Your task is to locate every line holding the string "title" and to copy each of them.

=== DATA PROVIDED ===

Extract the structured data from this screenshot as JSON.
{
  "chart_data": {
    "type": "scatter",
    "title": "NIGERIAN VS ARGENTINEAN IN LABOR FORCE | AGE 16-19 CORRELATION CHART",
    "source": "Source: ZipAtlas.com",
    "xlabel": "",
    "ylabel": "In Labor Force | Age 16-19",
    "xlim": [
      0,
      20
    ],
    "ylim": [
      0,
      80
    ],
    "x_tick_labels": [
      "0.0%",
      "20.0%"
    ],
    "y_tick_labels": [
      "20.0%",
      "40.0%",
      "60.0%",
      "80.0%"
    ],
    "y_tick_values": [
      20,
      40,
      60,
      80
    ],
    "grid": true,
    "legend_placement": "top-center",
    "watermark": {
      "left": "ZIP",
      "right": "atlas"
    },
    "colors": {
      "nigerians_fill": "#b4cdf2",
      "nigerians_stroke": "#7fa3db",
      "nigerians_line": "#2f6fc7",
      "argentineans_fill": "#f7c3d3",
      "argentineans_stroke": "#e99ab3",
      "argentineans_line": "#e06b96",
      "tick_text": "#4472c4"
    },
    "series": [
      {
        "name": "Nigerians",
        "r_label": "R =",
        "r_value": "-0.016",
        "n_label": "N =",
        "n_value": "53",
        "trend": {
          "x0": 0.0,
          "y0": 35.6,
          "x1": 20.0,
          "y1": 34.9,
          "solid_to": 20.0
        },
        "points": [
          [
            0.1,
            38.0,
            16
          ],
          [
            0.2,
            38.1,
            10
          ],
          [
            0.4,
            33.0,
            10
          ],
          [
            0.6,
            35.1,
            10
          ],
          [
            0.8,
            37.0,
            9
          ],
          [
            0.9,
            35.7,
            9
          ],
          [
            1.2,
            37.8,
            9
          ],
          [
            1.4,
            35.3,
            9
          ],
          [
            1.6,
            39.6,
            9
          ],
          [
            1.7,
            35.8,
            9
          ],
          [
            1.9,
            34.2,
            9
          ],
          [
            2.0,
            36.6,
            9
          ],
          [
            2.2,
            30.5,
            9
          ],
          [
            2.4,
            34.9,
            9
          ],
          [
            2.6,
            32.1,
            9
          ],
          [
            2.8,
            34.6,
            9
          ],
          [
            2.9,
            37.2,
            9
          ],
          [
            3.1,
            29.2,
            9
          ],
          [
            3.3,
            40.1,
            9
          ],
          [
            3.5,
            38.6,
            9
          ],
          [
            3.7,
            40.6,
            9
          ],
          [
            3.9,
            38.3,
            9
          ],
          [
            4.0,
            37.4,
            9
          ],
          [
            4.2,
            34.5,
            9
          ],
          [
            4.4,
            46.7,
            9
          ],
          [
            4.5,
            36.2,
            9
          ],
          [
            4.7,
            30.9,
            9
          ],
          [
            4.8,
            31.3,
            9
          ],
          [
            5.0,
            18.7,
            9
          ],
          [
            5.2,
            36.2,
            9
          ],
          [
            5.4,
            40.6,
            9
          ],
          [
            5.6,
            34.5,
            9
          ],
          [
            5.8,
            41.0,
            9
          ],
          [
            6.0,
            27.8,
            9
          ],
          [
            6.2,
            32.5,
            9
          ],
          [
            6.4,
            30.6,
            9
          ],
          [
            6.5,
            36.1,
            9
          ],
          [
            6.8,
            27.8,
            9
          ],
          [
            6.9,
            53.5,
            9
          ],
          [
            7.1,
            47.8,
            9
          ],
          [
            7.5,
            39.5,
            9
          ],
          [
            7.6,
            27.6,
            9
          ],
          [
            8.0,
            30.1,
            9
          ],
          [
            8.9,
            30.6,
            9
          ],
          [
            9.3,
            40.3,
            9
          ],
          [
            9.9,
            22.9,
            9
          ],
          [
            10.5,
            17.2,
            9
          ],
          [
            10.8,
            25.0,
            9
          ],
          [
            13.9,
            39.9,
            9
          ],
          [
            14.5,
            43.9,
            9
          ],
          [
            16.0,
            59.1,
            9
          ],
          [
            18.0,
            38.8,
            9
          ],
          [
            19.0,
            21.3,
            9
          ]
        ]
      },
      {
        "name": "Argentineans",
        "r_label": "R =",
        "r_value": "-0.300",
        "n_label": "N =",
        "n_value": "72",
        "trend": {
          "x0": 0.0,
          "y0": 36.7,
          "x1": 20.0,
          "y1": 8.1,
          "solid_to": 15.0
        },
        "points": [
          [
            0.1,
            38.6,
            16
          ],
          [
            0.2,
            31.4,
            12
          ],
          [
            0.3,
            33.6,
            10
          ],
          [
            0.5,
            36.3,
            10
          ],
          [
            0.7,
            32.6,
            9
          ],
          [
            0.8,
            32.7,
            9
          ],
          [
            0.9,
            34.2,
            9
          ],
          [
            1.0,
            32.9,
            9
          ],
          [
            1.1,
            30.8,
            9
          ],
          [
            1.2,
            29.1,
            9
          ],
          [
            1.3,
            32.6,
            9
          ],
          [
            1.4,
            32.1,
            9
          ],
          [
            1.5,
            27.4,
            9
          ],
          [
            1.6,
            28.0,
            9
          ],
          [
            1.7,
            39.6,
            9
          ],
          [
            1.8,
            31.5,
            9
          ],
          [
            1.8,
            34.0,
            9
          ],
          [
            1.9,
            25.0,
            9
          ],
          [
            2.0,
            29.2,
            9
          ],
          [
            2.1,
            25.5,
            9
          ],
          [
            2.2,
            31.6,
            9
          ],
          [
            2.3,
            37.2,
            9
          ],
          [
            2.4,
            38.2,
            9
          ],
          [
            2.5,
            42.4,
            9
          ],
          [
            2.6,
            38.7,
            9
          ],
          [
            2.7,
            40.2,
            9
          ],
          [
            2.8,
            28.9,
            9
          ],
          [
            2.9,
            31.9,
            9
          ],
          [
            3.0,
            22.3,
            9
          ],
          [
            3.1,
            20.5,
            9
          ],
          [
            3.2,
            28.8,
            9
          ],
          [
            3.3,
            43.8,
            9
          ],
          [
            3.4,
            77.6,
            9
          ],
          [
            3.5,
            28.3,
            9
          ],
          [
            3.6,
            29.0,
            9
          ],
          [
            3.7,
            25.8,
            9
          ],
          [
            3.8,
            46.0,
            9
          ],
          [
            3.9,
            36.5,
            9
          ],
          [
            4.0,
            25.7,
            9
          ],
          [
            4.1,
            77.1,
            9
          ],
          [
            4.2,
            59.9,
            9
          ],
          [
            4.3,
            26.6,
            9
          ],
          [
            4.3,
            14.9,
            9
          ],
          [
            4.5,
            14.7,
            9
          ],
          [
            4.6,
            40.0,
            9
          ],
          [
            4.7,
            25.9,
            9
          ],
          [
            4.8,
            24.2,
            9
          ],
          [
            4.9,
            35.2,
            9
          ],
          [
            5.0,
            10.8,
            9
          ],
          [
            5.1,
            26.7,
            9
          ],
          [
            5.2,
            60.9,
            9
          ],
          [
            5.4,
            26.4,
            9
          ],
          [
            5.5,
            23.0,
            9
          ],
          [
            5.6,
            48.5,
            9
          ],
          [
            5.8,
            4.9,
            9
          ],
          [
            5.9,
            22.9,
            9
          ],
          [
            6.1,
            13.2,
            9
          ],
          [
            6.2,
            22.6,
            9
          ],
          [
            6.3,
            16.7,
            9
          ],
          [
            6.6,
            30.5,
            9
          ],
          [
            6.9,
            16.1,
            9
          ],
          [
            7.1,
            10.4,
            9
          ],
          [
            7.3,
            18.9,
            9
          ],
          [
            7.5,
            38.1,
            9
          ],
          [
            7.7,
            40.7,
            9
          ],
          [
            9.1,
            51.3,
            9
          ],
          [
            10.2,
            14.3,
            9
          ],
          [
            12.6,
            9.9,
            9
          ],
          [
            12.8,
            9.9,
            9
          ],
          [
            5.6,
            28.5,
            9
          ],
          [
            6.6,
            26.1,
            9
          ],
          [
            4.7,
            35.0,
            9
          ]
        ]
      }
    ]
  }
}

===
=== DATA PROVIDED ===

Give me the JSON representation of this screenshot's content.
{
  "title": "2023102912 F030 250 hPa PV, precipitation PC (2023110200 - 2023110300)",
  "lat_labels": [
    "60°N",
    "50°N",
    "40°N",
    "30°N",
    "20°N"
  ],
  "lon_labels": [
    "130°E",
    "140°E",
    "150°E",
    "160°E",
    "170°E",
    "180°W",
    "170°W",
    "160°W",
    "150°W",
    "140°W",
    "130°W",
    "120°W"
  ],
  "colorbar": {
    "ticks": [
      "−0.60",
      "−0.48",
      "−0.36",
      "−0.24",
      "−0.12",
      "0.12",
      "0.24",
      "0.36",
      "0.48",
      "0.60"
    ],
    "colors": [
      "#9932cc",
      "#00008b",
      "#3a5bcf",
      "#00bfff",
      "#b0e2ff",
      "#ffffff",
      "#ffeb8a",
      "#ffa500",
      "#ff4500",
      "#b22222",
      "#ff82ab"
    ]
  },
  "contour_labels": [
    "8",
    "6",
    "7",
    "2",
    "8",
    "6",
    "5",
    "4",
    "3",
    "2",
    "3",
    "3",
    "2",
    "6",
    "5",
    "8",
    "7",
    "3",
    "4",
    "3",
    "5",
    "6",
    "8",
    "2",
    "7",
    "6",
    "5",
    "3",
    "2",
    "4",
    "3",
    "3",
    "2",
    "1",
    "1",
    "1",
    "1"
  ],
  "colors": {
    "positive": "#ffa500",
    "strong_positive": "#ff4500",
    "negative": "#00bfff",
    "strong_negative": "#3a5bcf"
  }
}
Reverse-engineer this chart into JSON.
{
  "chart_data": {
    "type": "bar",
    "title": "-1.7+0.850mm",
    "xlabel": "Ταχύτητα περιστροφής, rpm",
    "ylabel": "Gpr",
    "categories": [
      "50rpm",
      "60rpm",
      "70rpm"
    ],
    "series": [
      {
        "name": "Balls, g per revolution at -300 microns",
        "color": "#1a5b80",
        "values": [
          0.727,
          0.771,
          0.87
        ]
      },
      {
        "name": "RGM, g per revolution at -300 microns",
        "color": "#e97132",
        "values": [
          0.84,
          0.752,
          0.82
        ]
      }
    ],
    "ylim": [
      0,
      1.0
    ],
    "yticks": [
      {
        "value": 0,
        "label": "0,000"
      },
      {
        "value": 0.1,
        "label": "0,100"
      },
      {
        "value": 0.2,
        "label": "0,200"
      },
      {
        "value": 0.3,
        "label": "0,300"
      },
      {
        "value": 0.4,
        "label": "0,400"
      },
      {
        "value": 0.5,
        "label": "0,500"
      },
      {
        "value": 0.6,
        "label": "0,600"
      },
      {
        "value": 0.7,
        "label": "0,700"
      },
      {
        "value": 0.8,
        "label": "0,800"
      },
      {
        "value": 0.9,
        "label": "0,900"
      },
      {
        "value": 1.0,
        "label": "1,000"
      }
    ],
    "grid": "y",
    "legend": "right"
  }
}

===

# SOLVED PROBLEM
    "title": "NIGERIAN VS ARGENTINEAN IN LABOR FORCE | AGE 16-19 CORRELATION CHART",
  "title": "2023102912 F030 250 hPa PV, precipitation PC (2023110200 - 2023110300)",
    "title": "-1.7+0.850mm",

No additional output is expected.